* Aim of the task *
In the copy, keep every record exact and leave out all images.

Figure data in JSON:

** Begin **

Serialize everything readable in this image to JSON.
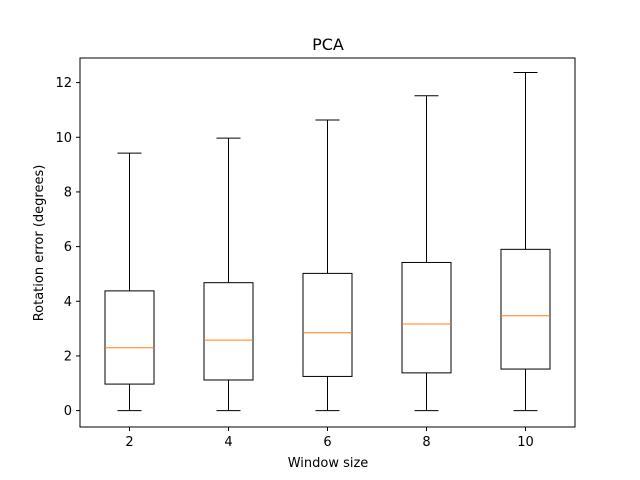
{
  "chart_data": {
    "type": "box",
    "title": "PCA",
    "xlabel": "Window size",
    "ylabel": "Rotation error (degrees)",
    "ylim": [
      -0.6,
      12.9
    ],
    "yticks": [
      0,
      2,
      4,
      6,
      8,
      10,
      12
    ],
    "categories": [
      "2",
      "4",
      "6",
      "8",
      "10"
    ],
    "boxes": [
      {
        "category": "2",
        "whisker_low": 0,
        "q1": 0.97,
        "median": 2.3,
        "q3": 4.38,
        "whisker_high": 9.42
      },
      {
        "category": "4",
        "whisker_low": 0,
        "q1": 1.12,
        "median": 2.58,
        "q3": 4.68,
        "whisker_high": 9.97
      },
      {
        "category": "6",
        "whisker_low": 0,
        "q1": 1.25,
        "median": 2.85,
        "q3": 5.02,
        "whisker_high": 10.63
      },
      {
        "category": "8",
        "whisker_low": 0,
        "q1": 1.38,
        "median": 3.17,
        "q3": 5.42,
        "whisker_high": 11.52
      },
      {
        "category": "10",
        "whisker_low": 0,
        "q1": 1.52,
        "median": 3.47,
        "q3": 5.9,
        "whisker_high": 12.37
      }
    ],
    "grid": false,
    "colors": {
      "box": "#000000",
      "median": "#ff7f0e",
      "background": "#ffffff"
    }
  }
}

** End **

* Output of the exercise *
Serialize everything readable in this image to JSON.
{
  "chart_data": {
    "type": "box",
    "title": "PCA",
    "xlabel": "Window size",
    "ylabel": "Rotation error (degrees)",
    "ylim": [
      -0.6,
      12.9
    ],
    "yticks": [
      0,
      2,
      4,
      6,
      8,
      10,
      12
    ],
    "categories": [
      "2",
      "4",
      "6",
      "8",
      "10"
    ],
    "boxes": [
      {
        "category": "2",
        "whisker_low": 0,
        "q1": 0.97,
        "median": 2.3,
        "q3": 4.38,
        "whisker_high": 9.42
      },
      {
        "category": "4",
        "whisker_low": 0,
        "q1": 1.12,
        "median": 2.58,
        "q3": 4.68,
        "whisker_high": 9.97
      },
      {
        "category": "6",
        "whisker_low": 0,
        "q1": 1.25,
        "median": 2.85,
        "q3": 5.02,
        "whisker_high": 10.63
      },
      {
        "category": "8",
        "whisker_low": 0,
        "q1": 1.38,
        "median": 3.17,
        "q3": 5.42,
        "whisker_high": 11.52
      },
      {
        "category": "10",
        "whisker_low": 0,
        "q1": 1.52,
        "median": 3.47,
        "q3": 5.9,
        "whisker_high": 12.37
      }
    ],
    "grid": false,
    "colors": {
      "box": "#000000",
      "median": "#ff7f0e",
      "background": "#ffffff"
    }
  }
}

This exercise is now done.